Copy every line of the data that contains the string "this".

• [SUPPLIED INFORMATION]:
***
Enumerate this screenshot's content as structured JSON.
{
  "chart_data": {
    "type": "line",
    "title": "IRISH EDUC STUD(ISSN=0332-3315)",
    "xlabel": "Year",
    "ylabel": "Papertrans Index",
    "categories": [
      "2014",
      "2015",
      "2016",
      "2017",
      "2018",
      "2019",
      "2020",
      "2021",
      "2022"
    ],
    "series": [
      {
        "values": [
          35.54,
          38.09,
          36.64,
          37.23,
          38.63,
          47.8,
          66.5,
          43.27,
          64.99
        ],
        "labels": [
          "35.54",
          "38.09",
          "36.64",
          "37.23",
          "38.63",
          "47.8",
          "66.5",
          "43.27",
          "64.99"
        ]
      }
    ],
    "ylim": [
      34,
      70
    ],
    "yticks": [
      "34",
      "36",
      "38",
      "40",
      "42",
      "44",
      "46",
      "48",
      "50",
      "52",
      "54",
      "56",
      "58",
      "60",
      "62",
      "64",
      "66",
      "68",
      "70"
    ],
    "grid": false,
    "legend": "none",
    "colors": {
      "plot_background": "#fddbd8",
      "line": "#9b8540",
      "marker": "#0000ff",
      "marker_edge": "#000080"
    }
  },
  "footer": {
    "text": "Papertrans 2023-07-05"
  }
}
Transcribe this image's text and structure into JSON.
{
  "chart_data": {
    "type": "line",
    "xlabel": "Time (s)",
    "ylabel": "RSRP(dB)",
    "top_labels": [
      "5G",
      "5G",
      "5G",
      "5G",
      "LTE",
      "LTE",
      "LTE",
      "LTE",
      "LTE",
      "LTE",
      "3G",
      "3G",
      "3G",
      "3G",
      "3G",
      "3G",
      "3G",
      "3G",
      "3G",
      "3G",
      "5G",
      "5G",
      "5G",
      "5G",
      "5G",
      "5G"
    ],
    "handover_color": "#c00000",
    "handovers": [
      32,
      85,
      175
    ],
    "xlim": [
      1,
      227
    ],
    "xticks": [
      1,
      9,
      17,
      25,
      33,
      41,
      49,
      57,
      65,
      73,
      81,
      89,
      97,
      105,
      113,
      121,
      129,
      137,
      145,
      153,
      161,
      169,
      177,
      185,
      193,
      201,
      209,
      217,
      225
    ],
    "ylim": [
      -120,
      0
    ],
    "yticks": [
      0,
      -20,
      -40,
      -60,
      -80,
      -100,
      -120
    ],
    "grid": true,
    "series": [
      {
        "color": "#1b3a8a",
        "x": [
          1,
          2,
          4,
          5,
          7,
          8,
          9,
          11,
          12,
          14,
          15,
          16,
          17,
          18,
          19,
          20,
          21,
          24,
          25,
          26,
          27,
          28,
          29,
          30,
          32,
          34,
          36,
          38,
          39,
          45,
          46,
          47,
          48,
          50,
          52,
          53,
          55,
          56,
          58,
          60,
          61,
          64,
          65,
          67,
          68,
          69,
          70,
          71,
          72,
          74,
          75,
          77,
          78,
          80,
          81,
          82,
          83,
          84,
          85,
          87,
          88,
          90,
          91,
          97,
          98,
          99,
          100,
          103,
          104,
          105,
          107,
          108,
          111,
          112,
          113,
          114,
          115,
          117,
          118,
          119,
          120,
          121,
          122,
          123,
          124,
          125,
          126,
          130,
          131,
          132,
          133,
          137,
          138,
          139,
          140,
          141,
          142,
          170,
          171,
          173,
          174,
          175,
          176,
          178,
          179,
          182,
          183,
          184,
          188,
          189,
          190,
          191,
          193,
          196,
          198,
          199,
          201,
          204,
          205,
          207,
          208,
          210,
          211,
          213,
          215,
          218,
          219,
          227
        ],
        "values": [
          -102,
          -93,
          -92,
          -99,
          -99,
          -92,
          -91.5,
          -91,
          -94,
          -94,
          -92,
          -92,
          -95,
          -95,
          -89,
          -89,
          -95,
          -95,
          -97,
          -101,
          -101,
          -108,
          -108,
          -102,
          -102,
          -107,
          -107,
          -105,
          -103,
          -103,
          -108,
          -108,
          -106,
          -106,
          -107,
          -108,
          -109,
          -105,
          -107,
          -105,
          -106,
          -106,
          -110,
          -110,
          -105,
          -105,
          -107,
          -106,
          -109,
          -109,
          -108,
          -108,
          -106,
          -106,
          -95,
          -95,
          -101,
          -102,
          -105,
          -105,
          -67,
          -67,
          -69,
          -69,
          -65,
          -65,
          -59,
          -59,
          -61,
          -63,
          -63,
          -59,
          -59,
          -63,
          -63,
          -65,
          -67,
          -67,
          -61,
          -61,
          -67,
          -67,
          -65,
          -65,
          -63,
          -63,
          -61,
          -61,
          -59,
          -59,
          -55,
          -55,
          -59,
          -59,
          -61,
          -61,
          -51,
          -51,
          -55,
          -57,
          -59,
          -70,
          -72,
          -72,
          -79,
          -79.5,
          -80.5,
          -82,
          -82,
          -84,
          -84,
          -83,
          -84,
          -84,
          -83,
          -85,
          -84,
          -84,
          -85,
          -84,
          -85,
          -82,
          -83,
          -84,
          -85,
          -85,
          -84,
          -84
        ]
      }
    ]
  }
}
***
• [SOLUTION]:
Enumerate this screenshot's content as structured JSON.
Transcribe this image's text and structure into JSON.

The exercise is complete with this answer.